(Items from a data source)
---------------
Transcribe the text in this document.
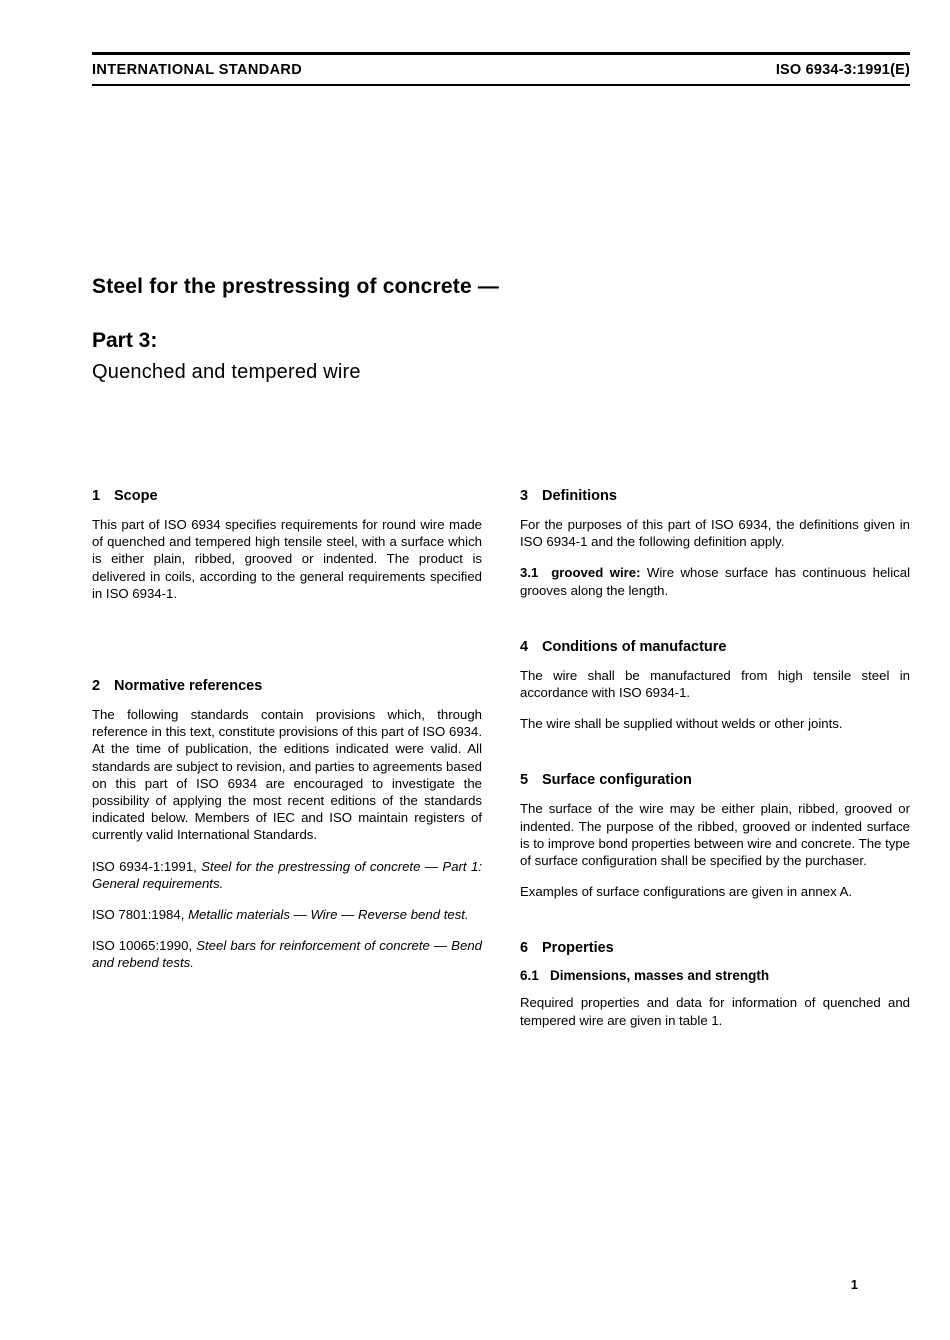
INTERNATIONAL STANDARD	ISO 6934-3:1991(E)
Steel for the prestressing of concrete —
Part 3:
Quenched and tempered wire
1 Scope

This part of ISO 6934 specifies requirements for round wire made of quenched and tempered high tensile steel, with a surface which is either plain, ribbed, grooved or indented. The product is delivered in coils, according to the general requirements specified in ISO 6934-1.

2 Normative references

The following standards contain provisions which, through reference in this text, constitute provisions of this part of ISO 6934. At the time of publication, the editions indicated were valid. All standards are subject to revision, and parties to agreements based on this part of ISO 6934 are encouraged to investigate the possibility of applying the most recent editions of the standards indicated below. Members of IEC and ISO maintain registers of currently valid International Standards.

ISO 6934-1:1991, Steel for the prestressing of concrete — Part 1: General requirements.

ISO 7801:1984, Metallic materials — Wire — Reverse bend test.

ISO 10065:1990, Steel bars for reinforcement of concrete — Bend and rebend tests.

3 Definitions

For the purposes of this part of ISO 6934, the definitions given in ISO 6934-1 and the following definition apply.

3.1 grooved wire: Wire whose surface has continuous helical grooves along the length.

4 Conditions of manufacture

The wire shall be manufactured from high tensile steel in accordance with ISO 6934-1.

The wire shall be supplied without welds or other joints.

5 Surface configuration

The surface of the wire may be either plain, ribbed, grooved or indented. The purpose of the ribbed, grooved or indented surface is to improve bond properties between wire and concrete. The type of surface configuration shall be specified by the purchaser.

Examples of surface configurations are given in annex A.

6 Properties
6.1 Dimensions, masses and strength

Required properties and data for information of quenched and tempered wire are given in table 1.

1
---------------
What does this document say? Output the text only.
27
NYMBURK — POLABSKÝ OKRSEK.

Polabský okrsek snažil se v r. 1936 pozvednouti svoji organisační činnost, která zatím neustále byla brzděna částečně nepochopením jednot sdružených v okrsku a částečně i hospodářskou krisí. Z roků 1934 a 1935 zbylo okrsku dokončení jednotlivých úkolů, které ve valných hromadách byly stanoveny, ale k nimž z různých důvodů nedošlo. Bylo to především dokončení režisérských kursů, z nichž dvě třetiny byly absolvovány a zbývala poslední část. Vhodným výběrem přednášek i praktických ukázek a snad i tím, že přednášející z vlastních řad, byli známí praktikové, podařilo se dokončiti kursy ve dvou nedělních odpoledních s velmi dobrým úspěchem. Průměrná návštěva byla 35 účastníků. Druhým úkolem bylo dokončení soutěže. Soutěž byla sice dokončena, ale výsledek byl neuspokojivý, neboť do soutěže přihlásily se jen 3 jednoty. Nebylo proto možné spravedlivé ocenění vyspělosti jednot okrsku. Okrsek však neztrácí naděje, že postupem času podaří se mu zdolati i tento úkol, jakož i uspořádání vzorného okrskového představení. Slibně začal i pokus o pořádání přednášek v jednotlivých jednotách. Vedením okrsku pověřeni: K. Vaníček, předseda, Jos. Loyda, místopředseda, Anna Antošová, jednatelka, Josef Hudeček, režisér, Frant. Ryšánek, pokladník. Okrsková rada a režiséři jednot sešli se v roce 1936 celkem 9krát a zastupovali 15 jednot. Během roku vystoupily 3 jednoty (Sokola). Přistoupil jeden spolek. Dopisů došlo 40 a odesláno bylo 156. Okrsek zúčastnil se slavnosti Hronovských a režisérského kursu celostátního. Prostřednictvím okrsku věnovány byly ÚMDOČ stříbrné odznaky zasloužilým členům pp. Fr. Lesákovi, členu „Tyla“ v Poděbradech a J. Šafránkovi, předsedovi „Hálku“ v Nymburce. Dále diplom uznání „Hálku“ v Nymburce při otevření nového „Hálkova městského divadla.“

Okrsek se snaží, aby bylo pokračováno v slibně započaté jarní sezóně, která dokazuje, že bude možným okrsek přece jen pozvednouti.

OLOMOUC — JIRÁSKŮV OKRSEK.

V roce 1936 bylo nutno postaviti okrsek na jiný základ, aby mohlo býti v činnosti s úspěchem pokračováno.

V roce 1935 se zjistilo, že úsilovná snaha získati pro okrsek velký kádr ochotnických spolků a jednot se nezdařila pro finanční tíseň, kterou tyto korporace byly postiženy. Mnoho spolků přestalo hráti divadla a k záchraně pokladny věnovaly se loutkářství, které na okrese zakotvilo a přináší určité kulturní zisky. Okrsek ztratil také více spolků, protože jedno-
---------------
In the records above, locate each line with the word "pokračováno". Copy all such lines.

Okrsek se snaží, aby bylo pokračováno v slibně započaté jarní sezóně, která dokazuje, že bude možným okrsek přece jen pozvednouti.
V roce 1936 bylo nutno postaviti okrsek na jiný základ, aby mohlo býti v činnosti s úspěchem pokračováno.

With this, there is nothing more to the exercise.